GOAL: Only the lines from the one containing "What does this" to the end of the entries should be written out, each exactly as it stands, both ends included.

────────

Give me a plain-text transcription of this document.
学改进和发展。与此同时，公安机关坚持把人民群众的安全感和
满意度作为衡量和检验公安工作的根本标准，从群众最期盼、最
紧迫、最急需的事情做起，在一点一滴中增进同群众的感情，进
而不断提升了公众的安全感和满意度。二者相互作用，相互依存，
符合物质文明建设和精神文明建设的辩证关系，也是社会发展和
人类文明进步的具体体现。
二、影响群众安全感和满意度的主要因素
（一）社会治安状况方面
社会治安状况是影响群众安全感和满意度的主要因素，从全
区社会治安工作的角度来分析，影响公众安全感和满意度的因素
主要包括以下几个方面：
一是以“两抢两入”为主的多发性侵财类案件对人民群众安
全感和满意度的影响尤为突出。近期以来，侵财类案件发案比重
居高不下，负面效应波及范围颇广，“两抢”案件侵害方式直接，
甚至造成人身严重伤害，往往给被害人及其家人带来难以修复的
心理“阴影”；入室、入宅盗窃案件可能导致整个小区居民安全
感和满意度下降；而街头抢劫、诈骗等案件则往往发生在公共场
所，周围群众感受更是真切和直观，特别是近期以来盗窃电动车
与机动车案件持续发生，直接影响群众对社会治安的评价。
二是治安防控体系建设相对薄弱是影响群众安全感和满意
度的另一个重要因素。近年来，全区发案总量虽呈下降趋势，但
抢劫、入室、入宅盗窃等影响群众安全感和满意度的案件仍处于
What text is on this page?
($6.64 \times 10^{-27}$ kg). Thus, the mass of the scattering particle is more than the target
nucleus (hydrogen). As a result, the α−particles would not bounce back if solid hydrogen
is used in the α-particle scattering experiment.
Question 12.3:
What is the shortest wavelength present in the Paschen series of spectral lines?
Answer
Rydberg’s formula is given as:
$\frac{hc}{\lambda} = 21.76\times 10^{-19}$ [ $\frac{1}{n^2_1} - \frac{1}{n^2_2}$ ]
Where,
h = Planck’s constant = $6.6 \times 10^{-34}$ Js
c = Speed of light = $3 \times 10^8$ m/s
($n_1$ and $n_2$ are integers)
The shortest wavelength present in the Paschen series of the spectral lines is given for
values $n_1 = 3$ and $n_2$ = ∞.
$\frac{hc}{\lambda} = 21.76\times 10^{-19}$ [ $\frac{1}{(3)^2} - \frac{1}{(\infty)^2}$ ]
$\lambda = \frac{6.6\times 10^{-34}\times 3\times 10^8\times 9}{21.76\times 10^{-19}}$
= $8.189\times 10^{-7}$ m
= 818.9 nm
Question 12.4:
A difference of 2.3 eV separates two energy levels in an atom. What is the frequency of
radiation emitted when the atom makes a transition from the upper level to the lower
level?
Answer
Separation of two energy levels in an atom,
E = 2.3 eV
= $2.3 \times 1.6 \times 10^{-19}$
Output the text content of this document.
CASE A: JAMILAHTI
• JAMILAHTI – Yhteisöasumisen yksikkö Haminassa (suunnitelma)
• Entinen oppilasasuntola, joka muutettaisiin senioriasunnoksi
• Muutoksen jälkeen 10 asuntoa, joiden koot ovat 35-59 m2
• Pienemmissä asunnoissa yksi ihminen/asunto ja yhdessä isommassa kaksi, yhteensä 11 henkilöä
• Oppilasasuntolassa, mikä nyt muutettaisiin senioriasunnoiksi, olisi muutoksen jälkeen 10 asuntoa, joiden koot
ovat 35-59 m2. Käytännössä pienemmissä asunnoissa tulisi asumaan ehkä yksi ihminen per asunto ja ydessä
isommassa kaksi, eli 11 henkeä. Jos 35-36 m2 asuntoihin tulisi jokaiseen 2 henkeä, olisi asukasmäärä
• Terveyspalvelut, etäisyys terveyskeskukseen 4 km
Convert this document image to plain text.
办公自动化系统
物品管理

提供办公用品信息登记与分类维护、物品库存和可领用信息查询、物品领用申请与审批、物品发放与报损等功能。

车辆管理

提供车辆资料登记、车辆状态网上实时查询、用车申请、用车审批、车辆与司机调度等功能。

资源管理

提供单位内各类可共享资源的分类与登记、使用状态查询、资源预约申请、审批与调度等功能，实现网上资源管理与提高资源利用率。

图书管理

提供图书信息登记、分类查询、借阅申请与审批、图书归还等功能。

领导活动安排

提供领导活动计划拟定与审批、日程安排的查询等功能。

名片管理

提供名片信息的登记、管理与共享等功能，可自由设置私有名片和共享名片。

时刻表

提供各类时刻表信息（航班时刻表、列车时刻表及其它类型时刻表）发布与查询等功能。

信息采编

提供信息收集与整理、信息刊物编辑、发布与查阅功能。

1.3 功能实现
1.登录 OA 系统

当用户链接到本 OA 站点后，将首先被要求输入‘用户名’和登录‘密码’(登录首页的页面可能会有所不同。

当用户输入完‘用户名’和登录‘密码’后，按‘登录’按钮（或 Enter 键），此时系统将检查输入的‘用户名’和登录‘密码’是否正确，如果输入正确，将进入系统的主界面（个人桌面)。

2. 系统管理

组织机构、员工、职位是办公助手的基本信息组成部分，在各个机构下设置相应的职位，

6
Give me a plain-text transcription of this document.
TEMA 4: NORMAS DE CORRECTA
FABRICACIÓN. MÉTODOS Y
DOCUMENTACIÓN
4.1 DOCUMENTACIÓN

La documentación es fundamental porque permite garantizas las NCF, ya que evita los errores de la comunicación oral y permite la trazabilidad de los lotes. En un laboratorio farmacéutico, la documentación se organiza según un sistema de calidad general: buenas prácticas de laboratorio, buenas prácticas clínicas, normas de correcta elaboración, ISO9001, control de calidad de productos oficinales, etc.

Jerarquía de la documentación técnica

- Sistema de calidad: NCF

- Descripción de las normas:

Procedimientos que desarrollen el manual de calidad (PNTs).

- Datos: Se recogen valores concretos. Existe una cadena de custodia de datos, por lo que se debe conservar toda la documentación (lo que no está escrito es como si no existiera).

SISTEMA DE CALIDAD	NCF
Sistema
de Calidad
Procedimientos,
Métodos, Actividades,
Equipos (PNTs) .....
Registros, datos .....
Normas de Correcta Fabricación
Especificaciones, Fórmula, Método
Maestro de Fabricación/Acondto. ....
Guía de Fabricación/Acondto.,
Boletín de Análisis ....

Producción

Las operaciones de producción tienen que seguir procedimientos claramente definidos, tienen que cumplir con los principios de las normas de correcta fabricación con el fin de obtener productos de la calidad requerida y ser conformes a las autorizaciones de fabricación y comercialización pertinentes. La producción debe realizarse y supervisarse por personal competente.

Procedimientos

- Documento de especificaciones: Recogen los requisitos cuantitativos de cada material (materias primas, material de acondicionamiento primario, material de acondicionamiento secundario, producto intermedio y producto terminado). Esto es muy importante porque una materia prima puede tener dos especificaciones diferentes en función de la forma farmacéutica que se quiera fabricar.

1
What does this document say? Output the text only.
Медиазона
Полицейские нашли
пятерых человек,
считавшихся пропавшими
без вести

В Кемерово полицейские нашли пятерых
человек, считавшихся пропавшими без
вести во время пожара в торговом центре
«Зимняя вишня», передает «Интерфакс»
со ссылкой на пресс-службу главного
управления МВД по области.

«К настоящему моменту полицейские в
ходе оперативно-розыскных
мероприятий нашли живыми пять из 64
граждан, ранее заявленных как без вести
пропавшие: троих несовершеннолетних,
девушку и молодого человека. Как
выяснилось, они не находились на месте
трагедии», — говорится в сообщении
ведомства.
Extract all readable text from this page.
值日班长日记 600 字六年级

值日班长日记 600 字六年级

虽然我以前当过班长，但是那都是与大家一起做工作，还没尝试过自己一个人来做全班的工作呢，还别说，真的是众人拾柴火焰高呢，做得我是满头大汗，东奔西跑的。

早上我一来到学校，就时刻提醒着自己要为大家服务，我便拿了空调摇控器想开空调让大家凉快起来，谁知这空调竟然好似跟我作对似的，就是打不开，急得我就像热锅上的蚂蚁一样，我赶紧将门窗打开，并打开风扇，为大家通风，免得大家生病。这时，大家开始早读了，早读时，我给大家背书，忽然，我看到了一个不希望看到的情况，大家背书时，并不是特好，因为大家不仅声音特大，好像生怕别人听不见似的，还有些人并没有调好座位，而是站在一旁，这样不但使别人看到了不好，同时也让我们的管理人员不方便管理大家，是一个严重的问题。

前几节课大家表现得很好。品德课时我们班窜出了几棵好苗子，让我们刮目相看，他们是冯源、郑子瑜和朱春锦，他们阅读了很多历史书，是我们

────────

REPLY:
What does this document say? Output the text only.
Медиазона
Полицейские нашли
пятерых человек,
считавшихся пропавшими
без вести

В Кемерово полицейские нашли пятерых
человек, считавшихся пропавшими без
вести во время пожара в торговом центре
«Зимняя вишня», передает «Интерфакс»
со ссылкой на пресс-службу главного
управления МВД по области.

«К настоящему моменту полицейские в
ходе оперативно-розыскных
мероприятий нашли живыми пять из 64
граждан, ранее заявленных как без вести
пропавшие: троих несовершеннолетних,
девушку и молодого человека. Как
выяснилось, они не находились на месте
трагедии», — говорится в сообщении
ведомства.
Extract all readable text from this page.
值日班长日记 600 字六年级

值日班长日记 600 字六年级

虽然我以前当过班长，但是那都是与大家一起做工作，还没尝试过自己一个人来做全班的工作呢，还别说，真的是众人拾柴火焰高呢，做得我是满头大汗，东奔西跑的。

早上我一来到学校，就时刻提醒着自己要为大家服务，我便拿了空调摇控器想开空调让大家凉快起来，谁知这空调竟然好似跟我作对似的，就是打不开，急得我就像热锅上的蚂蚁一样，我赶紧将门窗打开，并打开风扇，为大家通风，免得大家生病。这时，大家开始早读了，早读时，我给大家背书，忽然，我看到了一个不希望看到的情况，大家背书时，并不是特好，因为大家不仅声音特大，好像生怕别人听不见似的，还有些人并没有调好座位，而是站在一旁，这样不但使别人看到了不好，同时也让我们的管理人员不方便管理大家，是一个严重的问题。

前几节课大家表现得很好。品德课时我们班窜出了几棵好苗子，让我们刮目相看，他们是冯源、郑子瑜和朱春锦，他们阅读了很多历史书，是我们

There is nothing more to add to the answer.